Dataset records
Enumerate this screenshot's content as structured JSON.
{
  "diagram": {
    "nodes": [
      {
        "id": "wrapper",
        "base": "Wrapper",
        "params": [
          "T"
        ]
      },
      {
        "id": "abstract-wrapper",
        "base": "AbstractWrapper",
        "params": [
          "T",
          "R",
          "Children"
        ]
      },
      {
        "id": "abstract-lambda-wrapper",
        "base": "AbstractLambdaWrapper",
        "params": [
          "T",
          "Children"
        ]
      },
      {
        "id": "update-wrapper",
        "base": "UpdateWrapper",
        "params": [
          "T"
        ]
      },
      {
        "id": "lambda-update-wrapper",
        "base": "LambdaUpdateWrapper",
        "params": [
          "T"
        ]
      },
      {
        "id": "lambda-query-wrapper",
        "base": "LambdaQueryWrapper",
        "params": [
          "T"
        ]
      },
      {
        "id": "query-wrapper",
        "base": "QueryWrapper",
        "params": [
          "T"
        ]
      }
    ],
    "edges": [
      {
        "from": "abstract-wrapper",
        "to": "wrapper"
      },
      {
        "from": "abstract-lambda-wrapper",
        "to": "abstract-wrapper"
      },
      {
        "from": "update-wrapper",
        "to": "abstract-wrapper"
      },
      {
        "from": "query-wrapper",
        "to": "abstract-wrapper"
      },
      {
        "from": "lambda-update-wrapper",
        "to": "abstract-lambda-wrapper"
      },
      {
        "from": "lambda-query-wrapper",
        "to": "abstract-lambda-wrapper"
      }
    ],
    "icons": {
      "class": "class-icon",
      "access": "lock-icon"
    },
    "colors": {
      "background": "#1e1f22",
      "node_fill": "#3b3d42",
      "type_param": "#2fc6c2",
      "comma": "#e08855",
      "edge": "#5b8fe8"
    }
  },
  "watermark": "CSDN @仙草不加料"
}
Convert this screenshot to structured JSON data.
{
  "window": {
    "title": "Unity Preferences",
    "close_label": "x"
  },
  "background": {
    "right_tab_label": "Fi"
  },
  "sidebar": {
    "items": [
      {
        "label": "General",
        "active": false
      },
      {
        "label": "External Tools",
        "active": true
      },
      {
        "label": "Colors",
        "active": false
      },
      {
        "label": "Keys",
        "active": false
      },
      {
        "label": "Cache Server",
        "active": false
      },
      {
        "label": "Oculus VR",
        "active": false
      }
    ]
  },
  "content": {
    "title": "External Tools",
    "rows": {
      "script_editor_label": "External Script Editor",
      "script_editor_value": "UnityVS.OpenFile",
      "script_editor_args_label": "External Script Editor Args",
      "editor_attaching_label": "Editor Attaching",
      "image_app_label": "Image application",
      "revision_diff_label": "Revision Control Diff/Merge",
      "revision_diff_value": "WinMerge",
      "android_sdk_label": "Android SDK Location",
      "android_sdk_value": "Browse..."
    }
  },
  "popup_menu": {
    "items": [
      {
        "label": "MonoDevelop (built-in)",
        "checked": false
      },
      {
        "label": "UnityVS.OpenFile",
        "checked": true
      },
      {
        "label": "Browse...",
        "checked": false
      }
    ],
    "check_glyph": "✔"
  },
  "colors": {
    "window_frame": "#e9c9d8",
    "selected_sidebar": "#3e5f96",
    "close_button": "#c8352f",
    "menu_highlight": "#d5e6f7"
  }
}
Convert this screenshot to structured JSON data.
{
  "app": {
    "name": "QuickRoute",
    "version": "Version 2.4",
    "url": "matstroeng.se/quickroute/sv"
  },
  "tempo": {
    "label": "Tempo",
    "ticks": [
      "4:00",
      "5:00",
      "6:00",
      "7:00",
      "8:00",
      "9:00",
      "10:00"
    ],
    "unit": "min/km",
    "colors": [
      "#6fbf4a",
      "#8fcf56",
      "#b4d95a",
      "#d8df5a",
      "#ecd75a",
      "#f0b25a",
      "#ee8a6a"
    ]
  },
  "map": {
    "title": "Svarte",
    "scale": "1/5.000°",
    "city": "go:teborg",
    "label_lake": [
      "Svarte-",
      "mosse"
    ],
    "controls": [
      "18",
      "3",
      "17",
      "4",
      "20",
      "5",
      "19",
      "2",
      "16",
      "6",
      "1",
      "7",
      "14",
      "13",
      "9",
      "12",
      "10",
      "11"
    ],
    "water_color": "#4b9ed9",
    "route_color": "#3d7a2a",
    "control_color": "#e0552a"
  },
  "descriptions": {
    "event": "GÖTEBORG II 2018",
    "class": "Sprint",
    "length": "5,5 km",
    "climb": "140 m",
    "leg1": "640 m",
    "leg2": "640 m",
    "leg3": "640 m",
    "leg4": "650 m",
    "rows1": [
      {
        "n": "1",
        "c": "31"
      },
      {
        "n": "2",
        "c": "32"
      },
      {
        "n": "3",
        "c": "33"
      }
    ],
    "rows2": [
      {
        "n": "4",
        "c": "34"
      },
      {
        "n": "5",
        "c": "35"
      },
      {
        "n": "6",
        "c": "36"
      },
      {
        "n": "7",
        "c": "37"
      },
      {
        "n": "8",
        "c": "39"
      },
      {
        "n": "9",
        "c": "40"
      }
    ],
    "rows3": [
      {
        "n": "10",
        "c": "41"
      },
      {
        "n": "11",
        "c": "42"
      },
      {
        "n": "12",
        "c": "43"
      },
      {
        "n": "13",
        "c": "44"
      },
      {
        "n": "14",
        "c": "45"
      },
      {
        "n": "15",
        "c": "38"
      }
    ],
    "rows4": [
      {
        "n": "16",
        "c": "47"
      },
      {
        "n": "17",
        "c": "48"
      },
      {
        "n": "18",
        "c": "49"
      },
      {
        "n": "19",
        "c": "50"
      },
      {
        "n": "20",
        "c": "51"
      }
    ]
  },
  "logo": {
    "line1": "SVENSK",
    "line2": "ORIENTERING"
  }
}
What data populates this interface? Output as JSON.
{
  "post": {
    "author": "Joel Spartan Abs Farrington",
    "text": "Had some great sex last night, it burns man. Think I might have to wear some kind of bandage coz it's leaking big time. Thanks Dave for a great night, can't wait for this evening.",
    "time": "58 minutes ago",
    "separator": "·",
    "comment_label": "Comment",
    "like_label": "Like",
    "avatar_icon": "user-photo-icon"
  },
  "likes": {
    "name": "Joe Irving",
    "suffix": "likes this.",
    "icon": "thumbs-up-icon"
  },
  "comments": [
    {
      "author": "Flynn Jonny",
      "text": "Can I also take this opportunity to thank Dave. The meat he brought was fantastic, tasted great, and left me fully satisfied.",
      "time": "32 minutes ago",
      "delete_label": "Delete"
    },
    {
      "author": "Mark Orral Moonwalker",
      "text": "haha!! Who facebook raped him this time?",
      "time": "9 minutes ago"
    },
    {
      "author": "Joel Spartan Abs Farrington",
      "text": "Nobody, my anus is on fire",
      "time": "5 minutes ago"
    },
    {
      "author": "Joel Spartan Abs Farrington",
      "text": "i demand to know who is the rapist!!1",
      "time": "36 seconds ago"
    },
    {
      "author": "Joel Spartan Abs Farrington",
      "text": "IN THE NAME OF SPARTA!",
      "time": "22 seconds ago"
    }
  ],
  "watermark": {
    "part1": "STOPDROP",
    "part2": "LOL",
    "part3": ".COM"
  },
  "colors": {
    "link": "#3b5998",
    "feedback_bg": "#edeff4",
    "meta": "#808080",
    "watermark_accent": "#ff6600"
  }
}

■ Task goal ■
Transcribe the full listing above without leaving anything out.

■ Exercise output ■
Enumerate this screenshot's content as structured JSON.
{
  "diagram": {
    "nodes": [
      {
        "id": "wrapper",
        "base": "Wrapper",
        "params": [
          "T"
        ]
      },
      {
        "id": "abstract-wrapper",
        "base": "AbstractWrapper",
        "params": [
          "T",
          "R",
          "Children"
        ]
      },
      {
        "id": "abstract-lambda-wrapper",
        "base": "AbstractLambdaWrapper",
        "params": [
          "T",
          "Children"
        ]
      },
      {
        "id": "update-wrapper",
        "base": "UpdateWrapper",
        "params": [
          "T"
        ]
      },
      {
        "id": "lambda-update-wrapper",
        "base": "LambdaUpdateWrapper",
        "params": [
          "T"
        ]
      },
      {
        "id": "lambda-query-wrapper",
        "base": "LambdaQueryWrapper",
        "params": [
          "T"
        ]
      },
      {
        "id": "query-wrapper",
        "base": "QueryWrapper",
        "params": [
          "T"
        ]
      }
    ],
    "edges": [
      {
        "from": "abstract-wrapper",
        "to": "wrapper"
      },
      {
        "from": "abstract-lambda-wrapper",
        "to": "abstract-wrapper"
      },
      {
        "from": "update-wrapper",
        "to": "abstract-wrapper"
      },
      {
        "from": "query-wrapper",
        "to": "abstract-wrapper"
      },
      {
        "from": "lambda-update-wrapper",
        "to": "abstract-lambda-wrapper"
      },
      {
        "from": "lambda-query-wrapper",
        "to": "abstract-lambda-wrapper"
      }
    ],
    "icons": {
      "class": "class-icon",
      "access": "lock-icon"
    },
    "colors": {
      "background": "#1e1f22",
      "node_fill": "#3b3d42",
      "type_param": "#2fc6c2",
      "comma": "#e08855",
      "edge": "#5b8fe8"
    }
  },
  "watermark": "CSDN @仙草不加料"
}
Convert this screenshot to structured JSON data.
{
  "window": {
    "title": "Unity Preferences",
    "close_label": "x"
  },
  "background": {
    "right_tab_label": "Fi"
  },
  "sidebar": {
    "items": [
      {
        "label": "General",
        "active": false
      },
      {
        "label": "External Tools",
        "active": true
      },
      {
        "label": "Colors",
        "active": false
      },
      {
        "label": "Keys",
        "active": false
      },
      {
        "label": "Cache Server",
        "active": false
      },
      {
        "label": "Oculus VR",
        "active": false
      }
    ]
  },
  "content": {
    "title": "External Tools",
    "rows": {
      "script_editor_label": "External Script Editor",
      "script_editor_value": "UnityVS.OpenFile",
      "script_editor_args_label": "External Script Editor Args",
      "editor_attaching_label": "Editor Attaching",
      "image_app_label": "Image application",
      "revision_diff_label": "Revision Control Diff/Merge",
      "revision_diff_value": "WinMerge",
      "android_sdk_label": "Android SDK Location",
      "android_sdk_value": "Browse..."
    }
  },
  "popup_menu": {
    "items": [
      {
        "label": "MonoDevelop (built-in)",
        "checked": false
      },
      {
        "label": "UnityVS.OpenFile",
        "checked": true
      },
      {
        "label": "Browse...",
        "checked": false
      }
    ],
    "check_glyph": "✔"
  },
  "colors": {
    "window_frame": "#e9c9d8",
    "selected_sidebar": "#3e5f96",
    "close_button": "#c8352f",
    "menu_highlight": "#d5e6f7"
  }
}
Convert this screenshot to structured JSON data.
{
  "app": {
    "name": "QuickRoute",
    "version": "Version 2.4",
    "url": "matstroeng.se/quickroute/sv"
  },
  "tempo": {
    "label": "Tempo",
    "ticks": [
      "4:00",
      "5:00",
      "6:00",
      "7:00",
      "8:00",
      "9:00",
      "10:00"
    ],
    "unit": "min/km",
    "colors": [
      "#6fbf4a",
      "#8fcf56",
      "#b4d95a",
      "#d8df5a",
      "#ecd75a",
      "#f0b25a",
      "#ee8a6a"
    ]
  },
  "map": {
    "title": "Svarte",
    "scale": "1/5.000°",
    "city": "go:teborg",
    "label_lake": [
      "Svarte-",
      "mosse"
    ],
    "controls": [
      "18",
      "3",
      "17",
      "4",
      "20",
      "5",
      "19",
      "2",
      "16",
      "6",
      "1",
      "7",
      "14",
      "13",
      "9",
      "12",
      "10",
      "11"
    ],
    "water_color": "#4b9ed9",
    "route_color": "#3d7a2a",
    "control_color": "#e0552a"
  },
  "descriptions": {
    "event": "GÖTEBORG II 2018",
    "class": "Sprint",
    "length": "5,5 km",
    "climb": "140 m",
    "leg1": "640 m",
    "leg2": "640 m",
    "leg3": "640 m",
    "leg4": "650 m",
    "rows1": [
      {
        "n": "1",
        "c": "31"
      },
      {
        "n": "2",
        "c": "32"
      },
      {
        "n": "3",
        "c": "33"
      }
    ],
    "rows2": [
      {
        "n": "4",
        "c": "34"
      },
      {
        "n": "5",
        "c": "35"
      },
      {
        "n": "6",
        "c": "36"
      },
      {
        "n": "7",
        "c": "37"
      },
      {
        "n": "8",
        "c": "39"
      },
      {
        "n": "9",
        "c": "40"
      }
    ],
    "rows3": [
      {
        "n": "10",
        "c": "41"
      },
      {
        "n": "11",
        "c": "42"
      },
      {
        "n": "12",
        "c": "43"
      },
      {
        "n": "13",
        "c": "44"
      },
      {
        "n": "14",
        "c": "45"
      },
      {
        "n": "15",
        "c": "38"
      }
    ],
    "rows4": [
      {
        "n": "16",
        "c": "47"
      },
      {
        "n": "17",
        "c": "48"
      },
      {
        "n": "18",
        "c": "49"
      },
      {
        "n": "19",
        "c": "50"
      },
      {
        "n": "20",
        "c": "51"
      }
    ]
  },
  "logo": {
    "line1": "SVENSK",
    "line2": "ORIENTERING"
  }
}
What data populates this interface? Output as JSON.
{
  "post": {
    "author": "Joel Spartan Abs Farrington",
    "text": "Had some great sex last night, it burns man. Think I might have to wear some kind of bandage coz it's leaking big time. Thanks Dave for a great night, can't wait for this evening.",
    "time": "58 minutes ago",
    "separator": "·",
    "comment_label": "Comment",
    "like_label": "Like",
    "avatar_icon": "user-photo-icon"
  },
  "likes": {
    "name": "Joe Irving",
    "suffix": "likes this.",
    "icon": "thumbs-up-icon"
  },
  "comments": [
    {
      "author": "Flynn Jonny",
      "text": "Can I also take this opportunity to thank Dave. The meat he brought was fantastic, tasted great, and left me fully satisfied.",
      "time": "32 minutes ago",
      "delete_label": "Delete"
    },
    {
      "author": "Mark Orral Moonwalker",
      "text": "haha!! Who facebook raped him this time?",
      "time": "9 minutes ago"
    },
    {
      "author": "Joel Spartan Abs Farrington",
      "text": "Nobody, my anus is on fire",
      "time": "5 minutes ago"
    },
    {
      "author": "Joel Spartan Abs Farrington",
      "text": "i demand to know who is the rapist!!1",
      "time": "36 seconds ago"
    },
    {
      "author": "Joel Spartan Abs Farrington",
      "text": "IN THE NAME OF SPARTA!",
      "time": "22 seconds ago"
    }
  ],
  "watermark": {
    "part1": "STOPDROP",
    "part2": "LOL",
    "part3": ".COM"
  },
  "colors": {
    "link": "#3b5998",
    "feedback_bg": "#edeff4",
    "meta": "#808080",
    "watermark_accent": "#ff6600"
  }
}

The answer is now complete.